■ **What the exercise asks**: Copy all the material that follows, keeping every character the same.
↓↓↓
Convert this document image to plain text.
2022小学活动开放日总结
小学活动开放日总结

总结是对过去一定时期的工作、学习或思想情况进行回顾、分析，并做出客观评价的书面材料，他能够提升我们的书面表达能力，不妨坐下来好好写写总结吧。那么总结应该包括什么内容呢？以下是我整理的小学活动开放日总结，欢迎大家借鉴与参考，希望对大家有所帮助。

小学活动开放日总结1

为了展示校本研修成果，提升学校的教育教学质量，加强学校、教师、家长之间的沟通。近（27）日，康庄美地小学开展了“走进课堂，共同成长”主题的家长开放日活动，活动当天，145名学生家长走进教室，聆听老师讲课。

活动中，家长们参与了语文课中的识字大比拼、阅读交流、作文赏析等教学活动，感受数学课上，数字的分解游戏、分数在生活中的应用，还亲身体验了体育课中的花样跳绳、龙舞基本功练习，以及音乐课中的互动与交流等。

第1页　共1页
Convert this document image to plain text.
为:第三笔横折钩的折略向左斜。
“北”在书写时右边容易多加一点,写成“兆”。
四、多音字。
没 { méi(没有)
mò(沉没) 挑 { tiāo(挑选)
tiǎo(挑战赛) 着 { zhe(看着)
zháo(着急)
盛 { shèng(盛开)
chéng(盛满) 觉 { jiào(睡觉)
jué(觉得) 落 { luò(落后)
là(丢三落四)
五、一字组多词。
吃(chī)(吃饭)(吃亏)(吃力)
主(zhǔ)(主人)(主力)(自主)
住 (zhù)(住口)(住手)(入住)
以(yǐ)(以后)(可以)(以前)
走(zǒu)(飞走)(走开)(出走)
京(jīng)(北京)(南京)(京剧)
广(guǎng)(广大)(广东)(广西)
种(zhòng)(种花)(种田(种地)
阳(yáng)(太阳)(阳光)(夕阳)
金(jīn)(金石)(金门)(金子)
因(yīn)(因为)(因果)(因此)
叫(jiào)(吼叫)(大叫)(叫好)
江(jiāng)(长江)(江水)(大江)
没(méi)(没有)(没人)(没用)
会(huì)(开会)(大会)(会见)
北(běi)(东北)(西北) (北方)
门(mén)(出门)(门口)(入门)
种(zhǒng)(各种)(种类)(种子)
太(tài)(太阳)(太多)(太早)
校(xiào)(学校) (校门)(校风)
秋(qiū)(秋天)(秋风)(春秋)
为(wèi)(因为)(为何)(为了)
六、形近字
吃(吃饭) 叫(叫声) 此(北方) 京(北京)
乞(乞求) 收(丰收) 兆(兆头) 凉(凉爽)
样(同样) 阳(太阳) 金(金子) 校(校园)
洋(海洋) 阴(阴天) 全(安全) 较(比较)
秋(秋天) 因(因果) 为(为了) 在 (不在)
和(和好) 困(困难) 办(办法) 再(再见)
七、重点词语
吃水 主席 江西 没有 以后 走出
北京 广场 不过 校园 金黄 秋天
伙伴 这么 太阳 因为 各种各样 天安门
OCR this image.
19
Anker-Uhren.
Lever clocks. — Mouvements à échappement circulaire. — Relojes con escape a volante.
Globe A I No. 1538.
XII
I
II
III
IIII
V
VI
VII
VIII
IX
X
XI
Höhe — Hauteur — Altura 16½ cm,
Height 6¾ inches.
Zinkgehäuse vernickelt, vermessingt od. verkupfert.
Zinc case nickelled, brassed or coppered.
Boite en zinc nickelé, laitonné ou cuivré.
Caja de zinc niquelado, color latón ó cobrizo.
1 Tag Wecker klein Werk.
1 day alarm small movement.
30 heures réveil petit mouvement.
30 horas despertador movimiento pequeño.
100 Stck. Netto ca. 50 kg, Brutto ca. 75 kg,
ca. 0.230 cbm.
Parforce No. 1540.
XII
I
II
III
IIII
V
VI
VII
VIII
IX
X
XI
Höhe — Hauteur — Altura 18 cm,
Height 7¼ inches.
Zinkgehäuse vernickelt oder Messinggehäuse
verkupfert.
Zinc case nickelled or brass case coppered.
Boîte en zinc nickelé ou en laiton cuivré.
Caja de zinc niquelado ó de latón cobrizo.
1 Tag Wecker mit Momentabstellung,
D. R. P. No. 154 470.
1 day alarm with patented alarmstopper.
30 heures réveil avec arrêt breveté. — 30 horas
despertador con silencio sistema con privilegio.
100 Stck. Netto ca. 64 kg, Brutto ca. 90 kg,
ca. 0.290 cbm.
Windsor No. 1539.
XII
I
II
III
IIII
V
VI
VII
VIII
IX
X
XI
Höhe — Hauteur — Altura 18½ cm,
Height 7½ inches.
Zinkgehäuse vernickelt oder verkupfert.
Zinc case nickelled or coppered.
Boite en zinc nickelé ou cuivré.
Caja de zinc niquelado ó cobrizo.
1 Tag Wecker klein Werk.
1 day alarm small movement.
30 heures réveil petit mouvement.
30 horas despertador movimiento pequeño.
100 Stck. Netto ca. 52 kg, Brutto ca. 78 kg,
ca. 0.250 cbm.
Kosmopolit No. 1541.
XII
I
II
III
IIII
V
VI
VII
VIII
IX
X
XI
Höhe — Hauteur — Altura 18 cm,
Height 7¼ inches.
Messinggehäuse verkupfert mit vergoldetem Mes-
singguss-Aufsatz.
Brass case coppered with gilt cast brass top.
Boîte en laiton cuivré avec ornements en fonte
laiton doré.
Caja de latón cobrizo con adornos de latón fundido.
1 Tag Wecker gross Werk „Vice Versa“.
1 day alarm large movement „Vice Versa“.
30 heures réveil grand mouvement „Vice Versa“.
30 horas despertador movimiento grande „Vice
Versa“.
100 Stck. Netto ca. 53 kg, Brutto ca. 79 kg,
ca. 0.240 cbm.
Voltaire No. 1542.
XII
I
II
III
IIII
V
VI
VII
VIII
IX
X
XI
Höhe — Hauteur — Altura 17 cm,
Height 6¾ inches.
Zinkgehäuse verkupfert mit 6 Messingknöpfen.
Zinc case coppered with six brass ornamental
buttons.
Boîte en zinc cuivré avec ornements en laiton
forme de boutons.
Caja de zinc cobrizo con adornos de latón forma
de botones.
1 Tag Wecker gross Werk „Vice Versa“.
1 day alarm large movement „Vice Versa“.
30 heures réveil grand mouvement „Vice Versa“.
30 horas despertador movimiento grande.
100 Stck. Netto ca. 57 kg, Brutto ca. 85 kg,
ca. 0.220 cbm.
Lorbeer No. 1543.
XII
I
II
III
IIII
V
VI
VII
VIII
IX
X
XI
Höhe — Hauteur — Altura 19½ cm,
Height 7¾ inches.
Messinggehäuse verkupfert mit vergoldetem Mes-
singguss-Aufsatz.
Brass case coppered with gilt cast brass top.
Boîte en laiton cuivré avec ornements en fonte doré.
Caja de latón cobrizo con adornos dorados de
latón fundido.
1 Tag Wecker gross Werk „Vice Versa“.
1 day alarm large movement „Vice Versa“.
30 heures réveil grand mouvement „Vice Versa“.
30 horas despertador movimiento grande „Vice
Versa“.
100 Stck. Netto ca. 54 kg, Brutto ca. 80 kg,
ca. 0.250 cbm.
↑↑↑
■ **Task output**:
Convert this document image to plain text.
2022小学活动开放日总结
小学活动开放日总结

总结是对过去一定时期的工作、学习或思想情况进行回顾、分析，并做出客观评价的书面材料，他能够提升我们的书面表达能力，不妨坐下来好好写写总结吧。那么总结应该包括什么内容呢？以下是我整理的小学活动开放日总结，欢迎大家借鉴与参考，希望对大家有所帮助。

小学活动开放日总结1

为了展示校本研修成果，提升学校的教育教学质量，加强学校、教师、家长之间的沟通。近（27）日，康庄美地小学开展了“走进课堂，共同成长”主题的家长开放日活动，活动当天，145名学生家长走进教室，聆听老师讲课。

活动中，家长们参与了语文课中的识字大比拼、阅读交流、作文赏析等教学活动，感受数学课上，数字的分解游戏、分数在生活中的应用，还亲身体验了体育课中的花样跳绳、龙舞基本功练习，以及音乐课中的互动与交流等。

第1页　共1页
Convert this document image to plain text.
为:第三笔横折钩的折略向左斜。
“北”在书写时右边容易多加一点,写成“兆”。
四、多音字。
没 { méi(没有)
mò(沉没) 挑 { tiāo(挑选)
tiǎo(挑战赛) 着 { zhe(看着)
zháo(着急)
盛 { shèng(盛开)
chéng(盛满) 觉 { jiào(睡觉)
jué(觉得) 落 { luò(落后)
là(丢三落四)
五、一字组多词。
吃(chī)(吃饭)(吃亏)(吃力)
主(zhǔ)(主人)(主力)(自主)
住 (zhù)(住口)(住手)(入住)
以(yǐ)(以后)(可以)(以前)
走(zǒu)(飞走)(走开)(出走)
京(jīng)(北京)(南京)(京剧)
广(guǎng)(广大)(广东)(广西)
种(zhòng)(种花)(种田(种地)
阳(yáng)(太阳)(阳光)(夕阳)
金(jīn)(金石)(金门)(金子)
因(yīn)(因为)(因果)(因此)
叫(jiào)(吼叫)(大叫)(叫好)
江(jiāng)(长江)(江水)(大江)
没(méi)(没有)(没人)(没用)
会(huì)(开会)(大会)(会见)
北(běi)(东北)(西北) (北方)
门(mén)(出门)(门口)(入门)
种(zhǒng)(各种)(种类)(种子)
太(tài)(太阳)(太多)(太早)
校(xiào)(学校) (校门)(校风)
秋(qiū)(秋天)(秋风)(春秋)
为(wèi)(因为)(为何)(为了)
六、形近字
吃(吃饭) 叫(叫声) 此(北方) 京(北京)
乞(乞求) 收(丰收) 兆(兆头) 凉(凉爽)
样(同样) 阳(太阳) 金(金子) 校(校园)
洋(海洋) 阴(阴天) 全(安全) 较(比较)
秋(秋天) 因(因果) 为(为了) 在 (不在)
和(和好) 困(困难) 办(办法) 再(再见)
七、重点词语
吃水 主席 江西 没有 以后 走出
北京 广场 不过 校园 金黄 秋天
伙伴 这么 太阳 因为 各种各样 天安门
OCR this image.
19
Anker-Uhren.
Lever clocks. — Mouvements à échappement circulaire. — Relojes con escape a volante.
Globe A I No. 1538.
XII
I
II
III
IIII
V
VI
VII
VIII
IX
X
XI
Höhe — Hauteur — Altura 16½ cm,
Height 6¾ inches.
Zinkgehäuse vernickelt, vermessingt od. verkupfert.
Zinc case nickelled, brassed or coppered.
Boite en zinc nickelé, laitonné ou cuivré.
Caja de zinc niquelado, color latón ó cobrizo.
1 Tag Wecker klein Werk.
1 day alarm small movement.
30 heures réveil petit mouvement.
30 horas despertador movimiento pequeño.
100 Stck. Netto ca. 50 kg, Brutto ca. 75 kg,
ca. 0.230 cbm.
Parforce No. 1540.
XII
I
II
III
IIII
V
VI
VII
VIII
IX
X
XI
Höhe — Hauteur — Altura 18 cm,
Height 7¼ inches.
Zinkgehäuse vernickelt oder Messinggehäuse
verkupfert.
Zinc case nickelled or brass case coppered.
Boîte en zinc nickelé ou en laiton cuivré.
Caja de zinc niquelado ó de latón cobrizo.
1 Tag Wecker mit Momentabstellung,
D. R. P. No. 154 470.
1 day alarm with patented alarmstopper.
30 heures réveil avec arrêt breveté. — 30 horas
despertador con silencio sistema con privilegio.
100 Stck. Netto ca. 64 kg, Brutto ca. 90 kg,
ca. 0.290 cbm.
Windsor No. 1539.
XII
I
II
III
IIII
V
VI
VII
VIII
IX
X
XI
Höhe — Hauteur — Altura 18½ cm,
Height 7½ inches.
Zinkgehäuse vernickelt oder verkupfert.
Zinc case nickelled or coppered.
Boite en zinc nickelé ou cuivré.
Caja de zinc niquelado ó cobrizo.
1 Tag Wecker klein Werk.
1 day alarm small movement.
30 heures réveil petit mouvement.
30 horas despertador movimiento pequeño.
100 Stck. Netto ca. 52 kg, Brutto ca. 78 kg,
ca. 0.250 cbm.
Kosmopolit No. 1541.
XII
I
II
III
IIII
V
VI
VII
VIII
IX
X
XI
Höhe — Hauteur — Altura 18 cm,
Height 7¼ inches.
Messinggehäuse verkupfert mit vergoldetem Mes-
singguss-Aufsatz.
Brass case coppered with gilt cast brass top.
Boîte en laiton cuivré avec ornements en fonte
laiton doré.
Caja de latón cobrizo con adornos de latón fundido.
1 Tag Wecker gross Werk „Vice Versa“.
1 day alarm large movement „Vice Versa“.
30 heures réveil grand mouvement „Vice Versa“.
30 horas despertador movimiento grande „Vice
Versa“.
100 Stck. Netto ca. 53 kg, Brutto ca. 79 kg,
ca. 0.240 cbm.
Voltaire No. 1542.
XII
I
II
III
IIII
V
VI
VII
VIII
IX
X
XI
Höhe — Hauteur — Altura 17 cm,
Height 6¾ inches.
Zinkgehäuse verkupfert mit 6 Messingknöpfen.
Zinc case coppered with six brass ornamental
buttons.
Boîte en zinc cuivré avec ornements en laiton
forme de boutons.
Caja de zinc cobrizo con adornos de latón forma
de botones.
1 Tag Wecker gross Werk „Vice Versa“.
1 day alarm large movement „Vice Versa“.
30 heures réveil grand mouvement „Vice Versa“.
30 horas despertador movimiento grande.
100 Stck. Netto ca. 57 kg, Brutto ca. 85 kg,
ca. 0.220 cbm.
Lorbeer No. 1543.
XII
I
II
III
IIII
V
VI
VII
VIII
IX
X
XI
Höhe — Hauteur — Altura 19½ cm,
Height 7¾ inches.
Messinggehäuse verkupfert mit vergoldetem Mes-
singguss-Aufsatz.
Brass case coppered with gilt cast brass top.
Boîte en laiton cuivré avec ornements en fonte doré.
Caja de latón cobrizo con adornos dorados de
latón fundido.
1 Tag Wecker gross Werk „Vice Versa“.
1 day alarm large movement „Vice Versa“.
30 heures réveil grand mouvement „Vice Versa“.
30 horas despertador movimiento grande „Vice
Versa“.
100 Stck. Netto ca. 54 kg, Brutto ca. 80 kg,
ca. 0.250 cbm.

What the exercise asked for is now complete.